Dataset records:
● ● ●

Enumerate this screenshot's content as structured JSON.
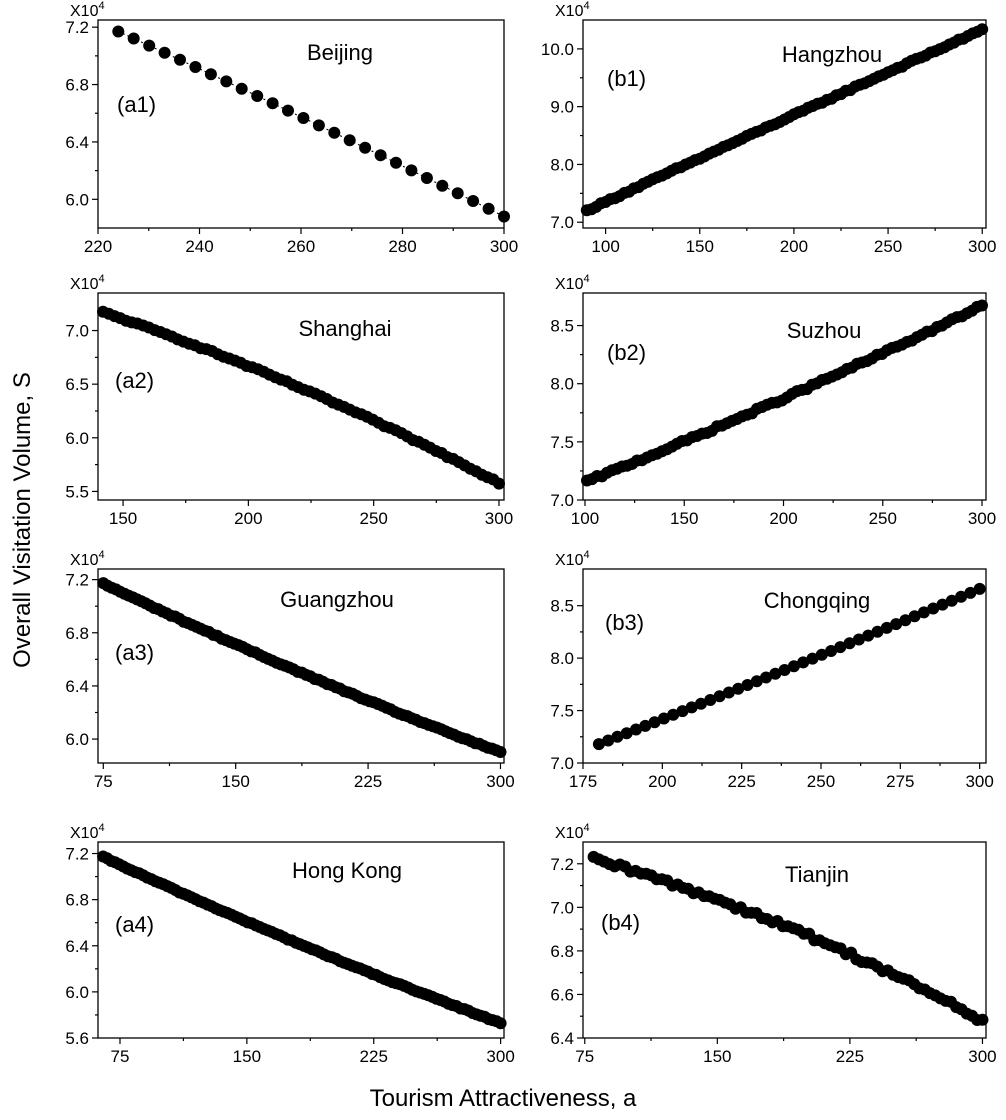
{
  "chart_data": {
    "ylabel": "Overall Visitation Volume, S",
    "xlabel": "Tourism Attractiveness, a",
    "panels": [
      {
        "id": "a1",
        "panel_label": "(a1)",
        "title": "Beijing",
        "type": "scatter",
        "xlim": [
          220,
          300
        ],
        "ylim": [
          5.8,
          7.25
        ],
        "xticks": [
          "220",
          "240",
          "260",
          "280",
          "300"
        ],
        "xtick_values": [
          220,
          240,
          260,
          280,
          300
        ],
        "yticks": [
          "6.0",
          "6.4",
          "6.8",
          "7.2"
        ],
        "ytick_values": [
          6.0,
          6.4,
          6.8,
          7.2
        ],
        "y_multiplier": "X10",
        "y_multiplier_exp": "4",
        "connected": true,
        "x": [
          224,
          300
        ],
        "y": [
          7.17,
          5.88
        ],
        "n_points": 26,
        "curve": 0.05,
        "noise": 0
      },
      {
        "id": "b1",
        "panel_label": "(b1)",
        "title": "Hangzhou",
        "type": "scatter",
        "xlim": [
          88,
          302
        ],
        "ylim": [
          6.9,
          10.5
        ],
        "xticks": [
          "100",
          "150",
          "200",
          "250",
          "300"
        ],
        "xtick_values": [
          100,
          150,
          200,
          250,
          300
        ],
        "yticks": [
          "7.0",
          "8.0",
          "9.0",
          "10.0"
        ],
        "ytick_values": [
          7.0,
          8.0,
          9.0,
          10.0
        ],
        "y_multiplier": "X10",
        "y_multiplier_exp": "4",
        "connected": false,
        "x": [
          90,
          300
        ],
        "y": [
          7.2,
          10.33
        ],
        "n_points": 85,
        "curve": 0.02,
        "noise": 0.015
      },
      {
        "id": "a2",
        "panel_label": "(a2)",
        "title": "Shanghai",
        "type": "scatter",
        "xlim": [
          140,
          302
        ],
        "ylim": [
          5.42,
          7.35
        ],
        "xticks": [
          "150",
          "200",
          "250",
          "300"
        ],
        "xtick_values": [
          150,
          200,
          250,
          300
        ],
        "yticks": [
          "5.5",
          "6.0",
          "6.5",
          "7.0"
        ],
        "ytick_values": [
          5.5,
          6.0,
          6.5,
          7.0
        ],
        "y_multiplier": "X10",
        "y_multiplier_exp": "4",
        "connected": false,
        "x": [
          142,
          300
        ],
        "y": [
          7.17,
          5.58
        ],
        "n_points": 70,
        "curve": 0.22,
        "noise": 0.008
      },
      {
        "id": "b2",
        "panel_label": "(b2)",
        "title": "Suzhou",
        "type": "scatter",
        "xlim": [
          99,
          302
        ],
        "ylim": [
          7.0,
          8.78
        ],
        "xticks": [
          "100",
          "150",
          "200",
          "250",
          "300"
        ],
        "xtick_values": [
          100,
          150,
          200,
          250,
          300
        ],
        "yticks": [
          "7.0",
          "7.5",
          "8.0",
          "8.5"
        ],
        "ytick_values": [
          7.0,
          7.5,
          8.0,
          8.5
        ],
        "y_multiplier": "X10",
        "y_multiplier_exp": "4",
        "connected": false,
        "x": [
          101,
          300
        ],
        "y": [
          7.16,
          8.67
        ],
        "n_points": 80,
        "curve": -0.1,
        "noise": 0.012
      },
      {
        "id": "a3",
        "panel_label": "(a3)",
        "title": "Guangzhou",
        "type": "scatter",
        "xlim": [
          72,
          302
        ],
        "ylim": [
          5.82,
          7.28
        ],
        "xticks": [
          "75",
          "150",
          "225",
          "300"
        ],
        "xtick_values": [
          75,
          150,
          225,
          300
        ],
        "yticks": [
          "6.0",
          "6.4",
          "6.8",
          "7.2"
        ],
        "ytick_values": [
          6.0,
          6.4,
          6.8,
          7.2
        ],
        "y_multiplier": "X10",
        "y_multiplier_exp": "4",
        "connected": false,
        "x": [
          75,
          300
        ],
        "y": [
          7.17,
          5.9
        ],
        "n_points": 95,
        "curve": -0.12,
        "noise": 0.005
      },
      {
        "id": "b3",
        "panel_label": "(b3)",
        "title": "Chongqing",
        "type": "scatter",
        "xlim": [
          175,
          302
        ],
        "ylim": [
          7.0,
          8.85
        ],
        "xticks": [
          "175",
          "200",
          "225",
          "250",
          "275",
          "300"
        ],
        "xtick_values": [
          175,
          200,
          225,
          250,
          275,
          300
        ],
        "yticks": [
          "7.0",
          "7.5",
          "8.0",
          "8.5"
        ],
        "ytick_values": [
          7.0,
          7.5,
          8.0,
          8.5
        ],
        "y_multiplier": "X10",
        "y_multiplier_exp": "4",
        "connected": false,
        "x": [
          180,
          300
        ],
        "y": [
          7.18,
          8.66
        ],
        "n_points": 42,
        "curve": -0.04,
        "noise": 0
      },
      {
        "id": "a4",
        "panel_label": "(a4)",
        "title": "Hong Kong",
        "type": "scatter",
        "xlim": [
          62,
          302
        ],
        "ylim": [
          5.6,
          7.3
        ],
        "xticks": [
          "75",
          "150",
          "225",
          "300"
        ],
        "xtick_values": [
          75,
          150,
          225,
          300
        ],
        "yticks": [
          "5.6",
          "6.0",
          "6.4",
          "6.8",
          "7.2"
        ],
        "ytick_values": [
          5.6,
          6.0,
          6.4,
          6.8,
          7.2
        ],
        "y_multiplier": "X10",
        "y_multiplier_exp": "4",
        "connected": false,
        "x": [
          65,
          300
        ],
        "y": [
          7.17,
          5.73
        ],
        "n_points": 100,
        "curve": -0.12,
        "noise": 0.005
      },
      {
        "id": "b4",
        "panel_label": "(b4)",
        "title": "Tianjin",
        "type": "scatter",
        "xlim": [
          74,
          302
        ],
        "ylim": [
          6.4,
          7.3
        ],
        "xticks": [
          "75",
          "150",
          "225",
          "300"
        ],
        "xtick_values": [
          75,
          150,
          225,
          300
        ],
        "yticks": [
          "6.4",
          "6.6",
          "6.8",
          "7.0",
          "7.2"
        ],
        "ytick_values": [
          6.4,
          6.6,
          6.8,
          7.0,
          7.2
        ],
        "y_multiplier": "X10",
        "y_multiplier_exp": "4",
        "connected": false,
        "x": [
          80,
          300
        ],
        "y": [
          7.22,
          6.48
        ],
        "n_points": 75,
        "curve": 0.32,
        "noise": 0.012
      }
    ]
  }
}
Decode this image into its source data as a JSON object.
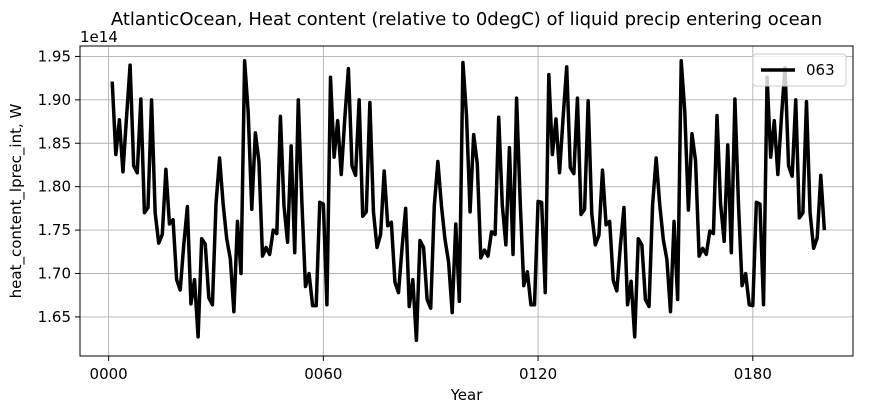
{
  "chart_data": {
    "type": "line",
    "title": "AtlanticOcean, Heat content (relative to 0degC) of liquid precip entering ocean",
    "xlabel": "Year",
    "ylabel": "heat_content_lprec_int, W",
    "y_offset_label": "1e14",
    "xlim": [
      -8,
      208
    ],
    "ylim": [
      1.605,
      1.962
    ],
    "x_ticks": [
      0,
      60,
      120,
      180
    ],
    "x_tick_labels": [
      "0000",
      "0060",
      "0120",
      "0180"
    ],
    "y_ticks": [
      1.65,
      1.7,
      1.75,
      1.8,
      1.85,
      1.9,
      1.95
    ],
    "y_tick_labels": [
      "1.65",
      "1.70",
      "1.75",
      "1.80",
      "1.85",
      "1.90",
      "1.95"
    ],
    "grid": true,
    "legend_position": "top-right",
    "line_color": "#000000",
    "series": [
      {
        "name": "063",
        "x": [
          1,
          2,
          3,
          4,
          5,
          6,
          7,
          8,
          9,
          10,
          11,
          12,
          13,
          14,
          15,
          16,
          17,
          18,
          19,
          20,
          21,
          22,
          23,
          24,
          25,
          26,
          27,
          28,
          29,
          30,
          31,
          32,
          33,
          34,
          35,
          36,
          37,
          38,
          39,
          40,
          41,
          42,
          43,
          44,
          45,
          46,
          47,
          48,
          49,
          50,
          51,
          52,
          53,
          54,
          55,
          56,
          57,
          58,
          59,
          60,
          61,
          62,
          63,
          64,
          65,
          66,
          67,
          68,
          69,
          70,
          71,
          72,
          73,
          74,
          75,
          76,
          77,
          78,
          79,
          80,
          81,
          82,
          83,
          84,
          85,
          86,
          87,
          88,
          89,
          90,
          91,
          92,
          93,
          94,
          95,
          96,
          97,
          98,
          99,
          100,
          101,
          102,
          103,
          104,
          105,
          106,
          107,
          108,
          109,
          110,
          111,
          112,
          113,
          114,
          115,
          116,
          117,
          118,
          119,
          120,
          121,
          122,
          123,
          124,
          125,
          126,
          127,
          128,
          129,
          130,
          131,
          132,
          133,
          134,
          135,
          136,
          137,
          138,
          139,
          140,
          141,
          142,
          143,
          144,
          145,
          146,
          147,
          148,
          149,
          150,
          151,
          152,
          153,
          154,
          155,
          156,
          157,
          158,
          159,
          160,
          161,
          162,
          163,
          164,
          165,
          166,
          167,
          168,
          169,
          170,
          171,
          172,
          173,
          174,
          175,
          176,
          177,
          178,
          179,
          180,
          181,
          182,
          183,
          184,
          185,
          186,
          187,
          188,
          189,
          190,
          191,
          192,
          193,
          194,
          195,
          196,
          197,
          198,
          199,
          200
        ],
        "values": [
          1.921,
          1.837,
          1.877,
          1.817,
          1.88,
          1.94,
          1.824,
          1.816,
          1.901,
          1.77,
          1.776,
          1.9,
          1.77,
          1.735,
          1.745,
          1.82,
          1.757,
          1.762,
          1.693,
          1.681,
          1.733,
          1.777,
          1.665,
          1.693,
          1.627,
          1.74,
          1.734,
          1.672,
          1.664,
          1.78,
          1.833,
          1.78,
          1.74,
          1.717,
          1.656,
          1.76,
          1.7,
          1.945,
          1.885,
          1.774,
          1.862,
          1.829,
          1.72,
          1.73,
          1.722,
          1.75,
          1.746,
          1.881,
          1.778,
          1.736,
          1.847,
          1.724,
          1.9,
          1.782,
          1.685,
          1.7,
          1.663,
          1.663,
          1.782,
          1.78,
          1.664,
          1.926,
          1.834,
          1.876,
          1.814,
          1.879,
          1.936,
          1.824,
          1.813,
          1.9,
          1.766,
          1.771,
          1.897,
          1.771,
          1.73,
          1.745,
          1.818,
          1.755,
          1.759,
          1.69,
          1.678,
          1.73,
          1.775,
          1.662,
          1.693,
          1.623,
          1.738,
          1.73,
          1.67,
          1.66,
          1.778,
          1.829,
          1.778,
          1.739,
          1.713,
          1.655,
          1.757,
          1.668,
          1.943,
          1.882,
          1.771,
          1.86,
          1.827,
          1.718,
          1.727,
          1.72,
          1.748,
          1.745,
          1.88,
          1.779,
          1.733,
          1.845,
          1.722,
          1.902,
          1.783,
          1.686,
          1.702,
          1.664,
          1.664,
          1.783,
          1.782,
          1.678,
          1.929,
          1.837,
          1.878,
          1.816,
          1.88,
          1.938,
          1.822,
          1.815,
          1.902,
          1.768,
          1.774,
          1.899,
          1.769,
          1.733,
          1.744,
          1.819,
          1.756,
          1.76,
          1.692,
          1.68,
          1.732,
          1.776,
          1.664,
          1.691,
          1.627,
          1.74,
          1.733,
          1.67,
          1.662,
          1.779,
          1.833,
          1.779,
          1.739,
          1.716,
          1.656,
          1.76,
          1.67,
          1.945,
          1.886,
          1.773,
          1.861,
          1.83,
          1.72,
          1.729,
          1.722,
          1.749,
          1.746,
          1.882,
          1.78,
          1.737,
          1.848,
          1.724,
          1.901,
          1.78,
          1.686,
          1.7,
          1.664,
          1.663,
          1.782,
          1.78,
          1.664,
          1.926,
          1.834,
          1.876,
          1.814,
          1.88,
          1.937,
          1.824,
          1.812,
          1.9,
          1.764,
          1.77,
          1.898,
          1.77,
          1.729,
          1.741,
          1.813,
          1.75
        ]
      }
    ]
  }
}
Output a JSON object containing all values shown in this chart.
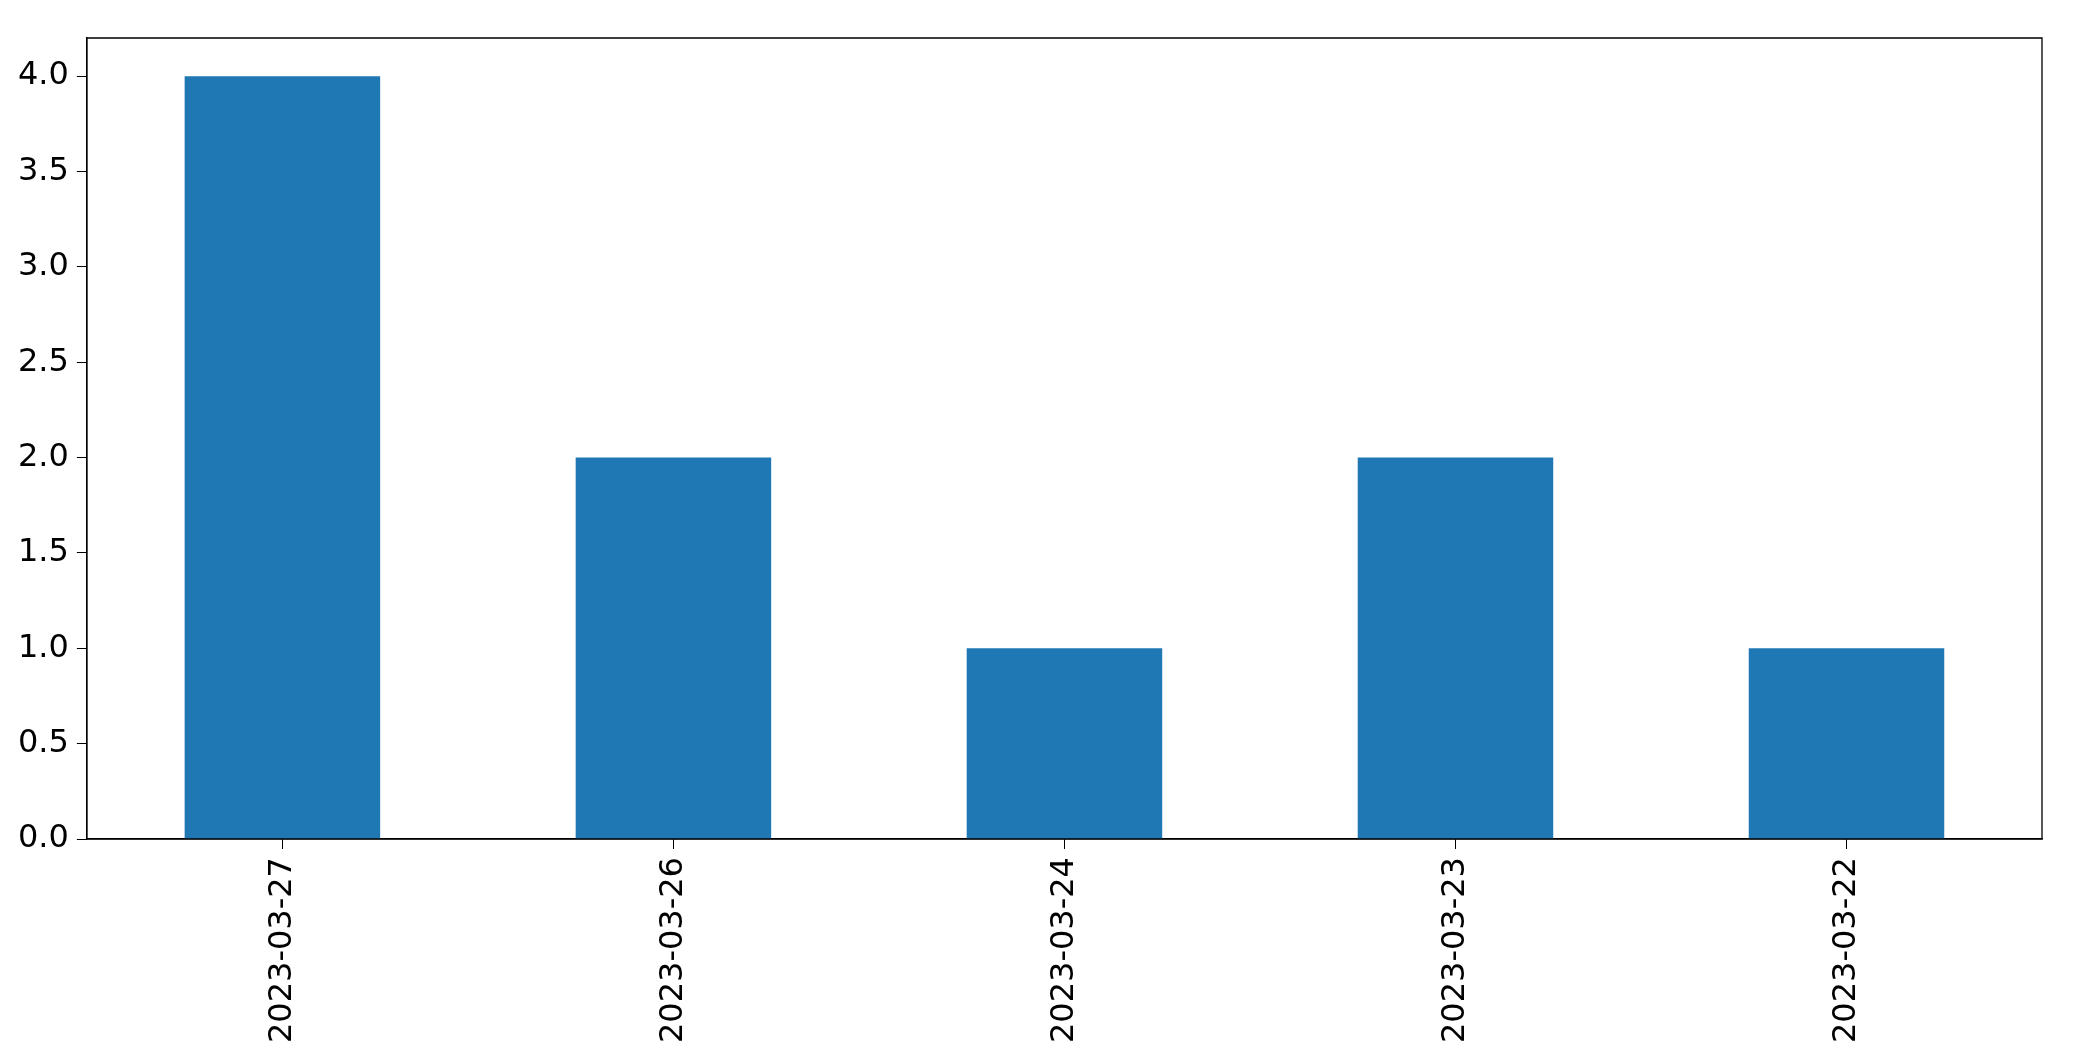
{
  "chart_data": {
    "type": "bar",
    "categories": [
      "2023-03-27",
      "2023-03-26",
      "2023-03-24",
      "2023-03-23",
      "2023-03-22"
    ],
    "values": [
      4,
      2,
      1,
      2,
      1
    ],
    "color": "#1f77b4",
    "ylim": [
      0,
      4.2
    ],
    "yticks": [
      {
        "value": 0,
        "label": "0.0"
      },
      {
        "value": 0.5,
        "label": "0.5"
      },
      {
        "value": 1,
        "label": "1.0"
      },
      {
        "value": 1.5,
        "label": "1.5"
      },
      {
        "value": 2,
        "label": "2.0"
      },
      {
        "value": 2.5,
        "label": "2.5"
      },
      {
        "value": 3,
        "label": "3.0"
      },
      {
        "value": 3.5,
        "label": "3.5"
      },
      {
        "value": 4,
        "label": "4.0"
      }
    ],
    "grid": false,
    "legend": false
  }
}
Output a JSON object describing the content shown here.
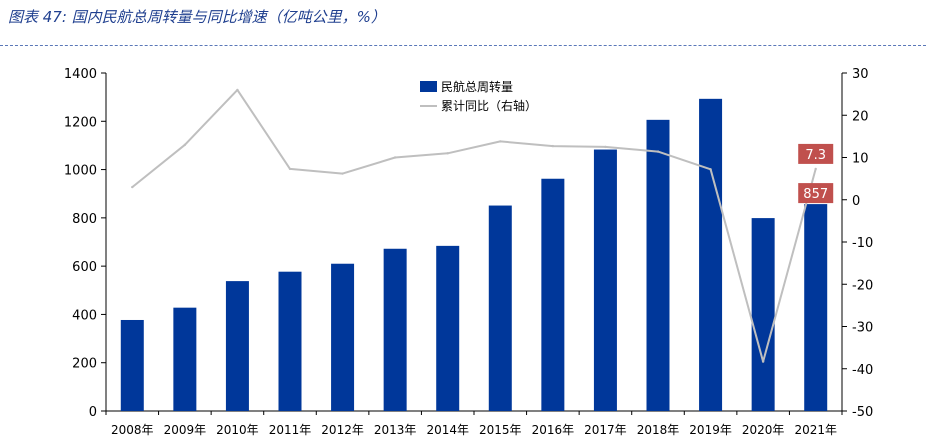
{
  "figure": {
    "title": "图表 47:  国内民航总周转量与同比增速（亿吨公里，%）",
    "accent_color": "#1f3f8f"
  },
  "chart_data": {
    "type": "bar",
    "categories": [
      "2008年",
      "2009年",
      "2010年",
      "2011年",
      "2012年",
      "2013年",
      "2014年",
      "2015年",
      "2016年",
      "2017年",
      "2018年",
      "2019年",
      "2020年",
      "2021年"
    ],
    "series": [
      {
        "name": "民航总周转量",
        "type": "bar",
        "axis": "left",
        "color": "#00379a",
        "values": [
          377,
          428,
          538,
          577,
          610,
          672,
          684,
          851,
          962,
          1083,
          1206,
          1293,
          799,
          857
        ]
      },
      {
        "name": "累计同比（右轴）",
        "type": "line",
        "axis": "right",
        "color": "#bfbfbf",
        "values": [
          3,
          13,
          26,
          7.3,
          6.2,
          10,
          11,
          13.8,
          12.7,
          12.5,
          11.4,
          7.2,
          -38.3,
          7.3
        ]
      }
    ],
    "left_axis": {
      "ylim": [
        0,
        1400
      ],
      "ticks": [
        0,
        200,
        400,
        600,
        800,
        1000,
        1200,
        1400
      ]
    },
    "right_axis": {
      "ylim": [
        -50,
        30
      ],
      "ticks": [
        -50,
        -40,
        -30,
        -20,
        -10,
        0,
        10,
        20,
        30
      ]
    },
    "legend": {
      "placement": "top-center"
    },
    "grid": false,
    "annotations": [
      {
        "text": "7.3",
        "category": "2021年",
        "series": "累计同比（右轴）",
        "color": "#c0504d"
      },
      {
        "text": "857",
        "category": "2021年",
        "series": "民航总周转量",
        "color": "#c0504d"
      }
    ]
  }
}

● ● ●

__The problem__.
Your task is to list each line of the records with the word "shown".

__Written response__.
Output a JSON object containing all values shown in this chart.
Output a JSON object describing the content shown here.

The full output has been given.